Records from a data source
---------------

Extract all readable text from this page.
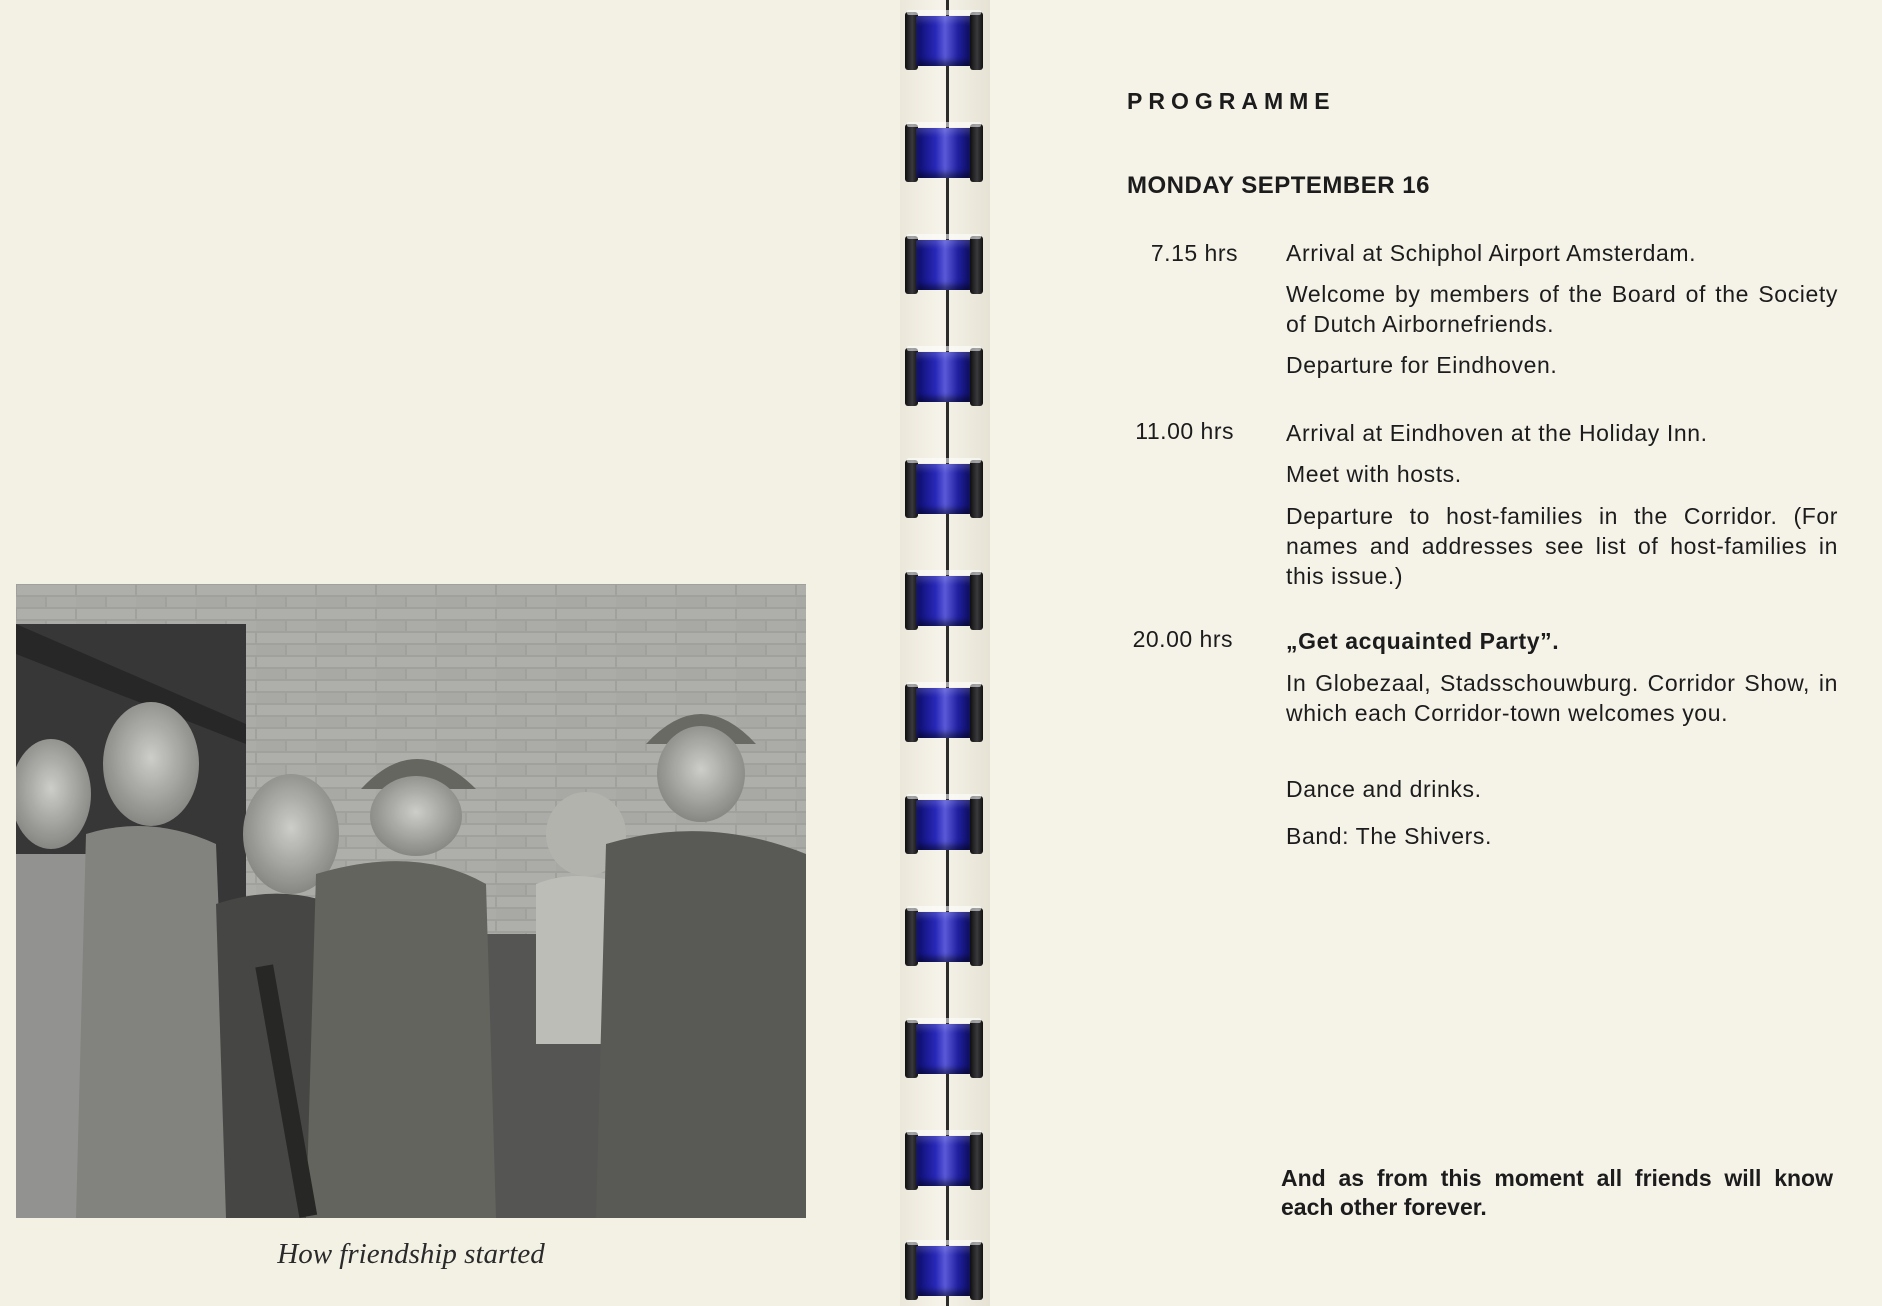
How friendship started
PROGRAMME
MONDAY SEPTEMBER 16
7.15 hrs Arrival at Schiphol Airport Amsterdam.
Welcome by members of the Board of the Society of Dutch Airbornefriends.
Departure for Eindhoven.
11.00 hrs Arrival at Eindhoven at the Holiday Inn.
Meet with hosts.
Departure to host-families in the Corridor. (For names and addresses see list of host-families in this issue.)
20.00 hrs „Get acquainted Party”.
In Globezaal, Stadsschouwburg. Corridor Show, in which each Corridor-town welcomes you.
Dance and drinks.
Band: The Shivers.
And as from this moment all friends will know each other forever.
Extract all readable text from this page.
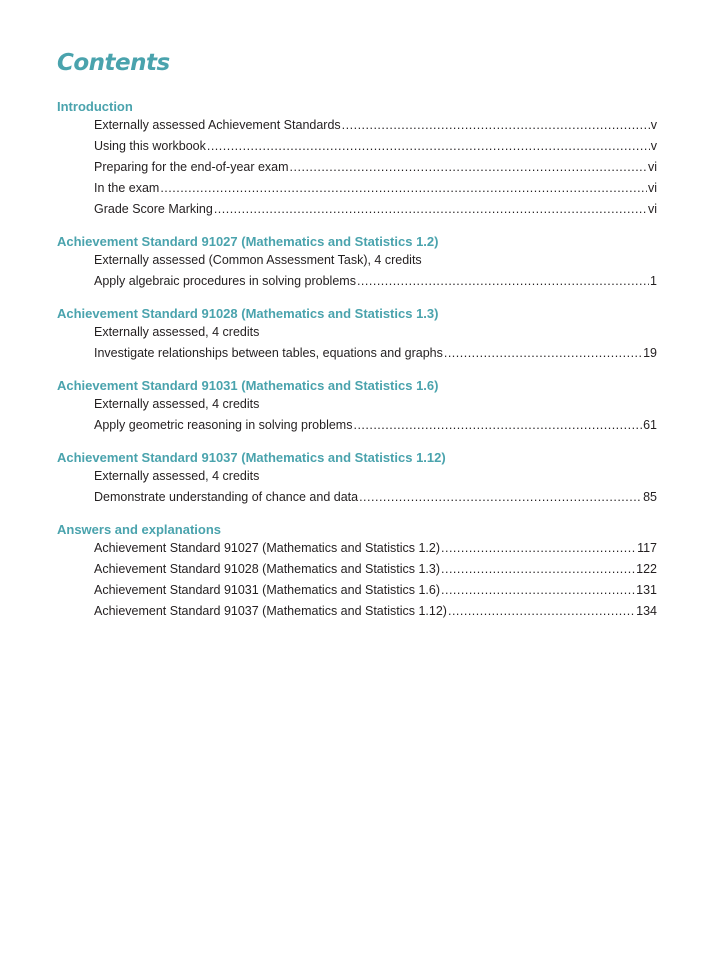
Contents
Introduction
Externally assessed Achievement Standards .....	v
Using this workbook .....	v
Preparing for the end-of-year exam .....	vi
In the exam .....	vi
Grade Score Marking .....	vi
Achievement Standard 91027 (Mathematics and Statistics 1.2)
Externally assessed (Common Assessment Task), 4 credits
Apply algebraic procedures in solving problems .....	1
Achievement Standard 91028 (Mathematics and Statistics 1.3)
Externally assessed, 4 credits
Investigate relationships between tables, equations and graphs .....	19
Achievement Standard 91031 (Mathematics and Statistics 1.6)
Externally assessed, 4 credits
Apply geometric reasoning in solving problems .....	61
Achievement Standard 91037 (Mathematics and Statistics 1.12)
Externally assessed, 4 credits
Demonstrate understanding of chance and data .....	85
Answers and explanations
Achievement Standard 91027 (Mathematics and Statistics 1.2) .....	117
Achievement Standard 91028 (Mathematics and Statistics 1.3) .....	122
Achievement Standard 91031 (Mathematics and Statistics 1.6) .....	131
Achievement Standard 91037 (Mathematics and Statistics 1.12) .....	134
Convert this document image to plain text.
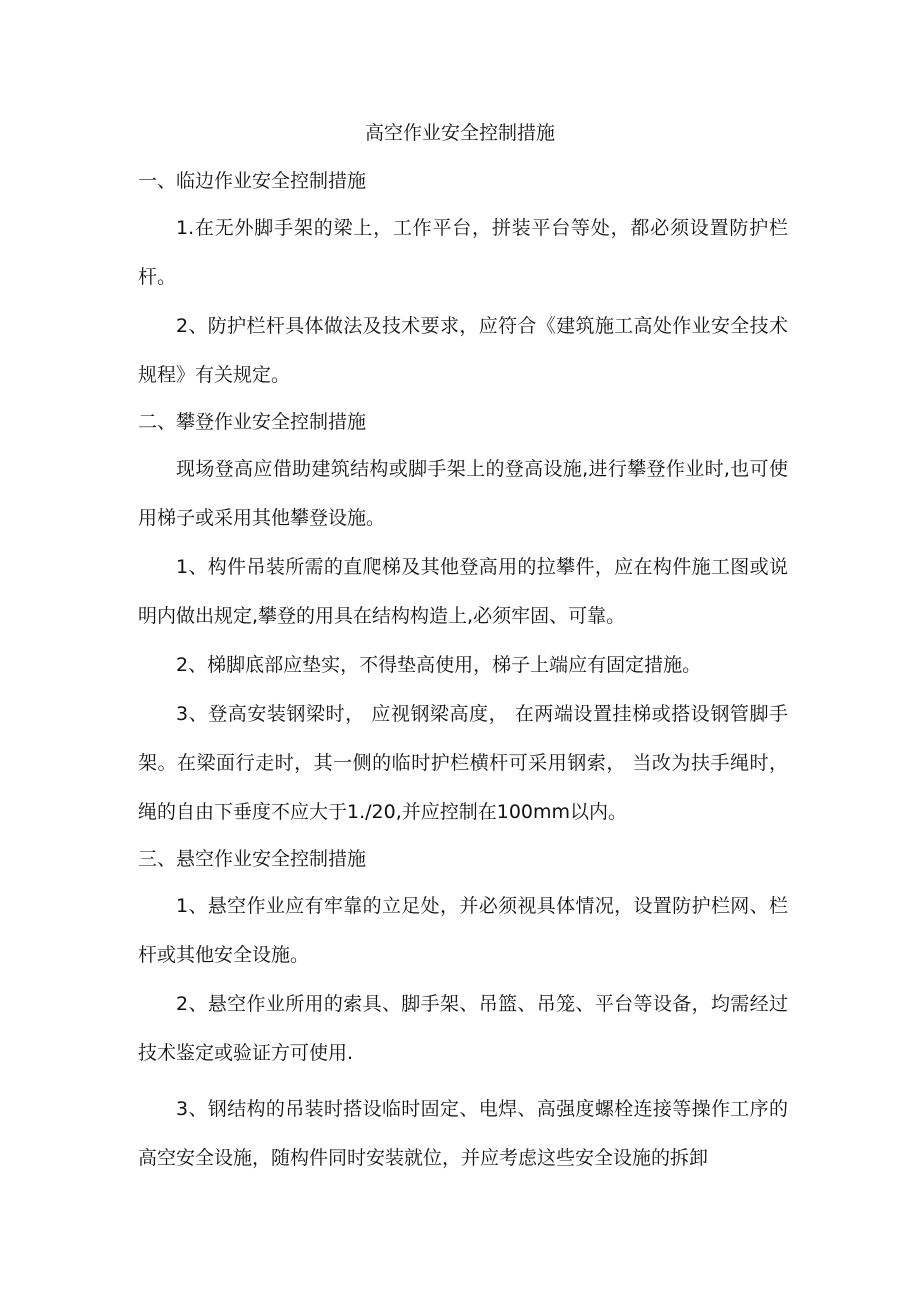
高空作业安全控制措施
一、临边作业安全控制措施

1.在无外脚手架的梁上，工作平台，拼装平台等处，都必须设置防护栏杆。

2、防护栏杆具体做法及技术要求，应符合《建筑施工高处作业安全技术规程》有关规定。

二、攀登作业安全控制措施

现场登高应借助建筑结构或脚手架上的登高设施,进行攀登作业时,也可使用梯子或采用其他攀登设施。

1、构件吊装所需的直爬梯及其他登高用的拉攀件，应在构件施工图或说明内做出规定,攀登的用具在结构构造上,必须牢固、可靠。

2、梯脚底部应垫实，不得垫高使用，梯子上端应有固定措施。

3、登高安装钢梁时， 应视钢梁高度， 在两端设置挂梯或搭设钢管脚手架。在梁面行走时，其一侧的临时护栏横杆可采用钢索， 当改为扶手绳时， 绳的自由下垂度不应大于1./20,并应控制在100mm以内。

三、悬空作业安全控制措施

1、悬空作业应有牢靠的立足处，并必须视具体情况，设置防护栏网、栏杆或其他安全设施。

2、悬空作业所用的索具、脚手架、吊篮、吊笼、平台等设备，均需经过技术鉴定或验证方可使用.

3、钢结构的吊装时搭设临时固定、电焊、高强度螺栓连接等操作工序的高空安全设施，随构件同时安装就位，并应考虑这些安全设施的拆卸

---------------

• EXERCISE GOAL:
Please leave out the pictures while you copy exactly the lines from the one containing "Convert this document image to plain text." through the end of the records.

• WRITTEN RESPONSE:
Convert this document image to plain text.
高空作业安全控制措施
一、临边作业安全控制措施

1.在无外脚手架的梁上，工作平台，拼装平台等处，都必须设置防护栏杆。

2、防护栏杆具体做法及技术要求，应符合《建筑施工高处作业安全技术规程》有关规定。

二、攀登作业安全控制措施

现场登高应借助建筑结构或脚手架上的登高设施,进行攀登作业时,也可使用梯子或采用其他攀登设施。

1、构件吊装所需的直爬梯及其他登高用的拉攀件，应在构件施工图或说明内做出规定,攀登的用具在结构构造上,必须牢固、可靠。

2、梯脚底部应垫实，不得垫高使用，梯子上端应有固定措施。

3、登高安装钢梁时， 应视钢梁高度， 在两端设置挂梯或搭设钢管脚手架。在梁面行走时，其一侧的临时护栏横杆可采用钢索， 当改为扶手绳时， 绳的自由下垂度不应大于1./20,并应控制在100mm以内。

三、悬空作业安全控制措施

1、悬空作业应有牢靠的立足处，并必须视具体情况，设置防护栏网、栏杆或其他安全设施。

2、悬空作业所用的索具、脚手架、吊篮、吊笼、平台等设备，均需经过技术鉴定或验证方可使用.

3、钢结构的吊装时搭设临时固定、电焊、高强度螺栓连接等操作工序的高空安全设施，随构件同时安装就位，并应考虑这些安全设施的拆卸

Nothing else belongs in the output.